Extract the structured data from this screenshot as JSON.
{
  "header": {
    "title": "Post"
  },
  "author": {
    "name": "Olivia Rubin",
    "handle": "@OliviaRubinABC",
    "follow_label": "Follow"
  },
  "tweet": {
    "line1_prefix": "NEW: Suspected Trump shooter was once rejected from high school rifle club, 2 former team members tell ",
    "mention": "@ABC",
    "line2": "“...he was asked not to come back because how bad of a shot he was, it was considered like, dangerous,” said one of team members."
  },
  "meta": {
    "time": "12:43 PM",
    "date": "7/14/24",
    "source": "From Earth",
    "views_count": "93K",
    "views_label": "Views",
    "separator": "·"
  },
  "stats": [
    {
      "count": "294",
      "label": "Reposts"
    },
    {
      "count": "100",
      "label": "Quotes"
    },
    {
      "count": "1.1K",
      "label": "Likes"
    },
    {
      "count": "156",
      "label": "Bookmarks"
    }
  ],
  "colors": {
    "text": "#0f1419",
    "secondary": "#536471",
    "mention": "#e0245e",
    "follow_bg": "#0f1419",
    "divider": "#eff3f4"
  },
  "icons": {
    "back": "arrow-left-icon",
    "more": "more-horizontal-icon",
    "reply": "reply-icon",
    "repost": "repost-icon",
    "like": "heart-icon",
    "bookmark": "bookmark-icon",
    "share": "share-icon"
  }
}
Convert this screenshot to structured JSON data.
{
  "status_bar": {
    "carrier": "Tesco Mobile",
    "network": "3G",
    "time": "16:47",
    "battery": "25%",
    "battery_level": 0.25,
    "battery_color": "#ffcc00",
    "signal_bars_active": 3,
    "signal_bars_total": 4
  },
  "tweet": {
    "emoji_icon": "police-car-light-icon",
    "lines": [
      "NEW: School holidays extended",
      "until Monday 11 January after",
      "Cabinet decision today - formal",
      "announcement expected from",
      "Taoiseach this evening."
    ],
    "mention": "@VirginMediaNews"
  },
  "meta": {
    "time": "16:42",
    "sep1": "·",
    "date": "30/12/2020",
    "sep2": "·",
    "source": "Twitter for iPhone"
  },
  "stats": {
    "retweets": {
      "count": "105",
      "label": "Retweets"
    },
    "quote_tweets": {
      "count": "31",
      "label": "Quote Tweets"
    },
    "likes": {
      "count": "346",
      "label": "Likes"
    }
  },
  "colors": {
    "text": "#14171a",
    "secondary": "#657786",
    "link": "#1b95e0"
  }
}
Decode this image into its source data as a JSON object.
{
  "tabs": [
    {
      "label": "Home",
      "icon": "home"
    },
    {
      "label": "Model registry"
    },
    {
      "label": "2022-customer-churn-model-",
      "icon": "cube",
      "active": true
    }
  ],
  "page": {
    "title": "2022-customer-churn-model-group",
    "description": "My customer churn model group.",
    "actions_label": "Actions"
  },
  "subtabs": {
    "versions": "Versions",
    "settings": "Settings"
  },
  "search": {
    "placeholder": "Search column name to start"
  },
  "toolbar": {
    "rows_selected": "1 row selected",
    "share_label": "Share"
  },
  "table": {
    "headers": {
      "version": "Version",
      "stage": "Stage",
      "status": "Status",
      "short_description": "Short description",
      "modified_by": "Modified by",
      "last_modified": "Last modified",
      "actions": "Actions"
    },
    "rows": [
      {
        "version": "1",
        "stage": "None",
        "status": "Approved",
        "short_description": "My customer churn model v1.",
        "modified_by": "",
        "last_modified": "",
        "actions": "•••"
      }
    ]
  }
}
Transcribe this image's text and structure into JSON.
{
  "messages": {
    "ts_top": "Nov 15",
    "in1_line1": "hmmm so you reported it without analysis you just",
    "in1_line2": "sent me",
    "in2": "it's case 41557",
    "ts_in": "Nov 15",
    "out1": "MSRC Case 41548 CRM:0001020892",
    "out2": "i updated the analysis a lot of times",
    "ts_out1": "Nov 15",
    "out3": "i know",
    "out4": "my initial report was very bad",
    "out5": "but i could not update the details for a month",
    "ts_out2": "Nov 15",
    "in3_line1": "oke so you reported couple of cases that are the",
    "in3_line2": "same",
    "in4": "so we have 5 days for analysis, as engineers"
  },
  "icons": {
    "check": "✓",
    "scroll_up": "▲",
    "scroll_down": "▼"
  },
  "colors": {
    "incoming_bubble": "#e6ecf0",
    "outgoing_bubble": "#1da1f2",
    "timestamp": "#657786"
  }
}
....
▶ _WRITTEN REQUEST_
Pick out all the lines with the word "JSON" in them and copy them.

▶ _ANSWER TO THE TASK_
Extract the structured data from this screenshot as JSON.
Convert this screenshot to structured JSON data.
Decode this image into its source data as a JSON object.
Transcribe this image's text and structure into JSON.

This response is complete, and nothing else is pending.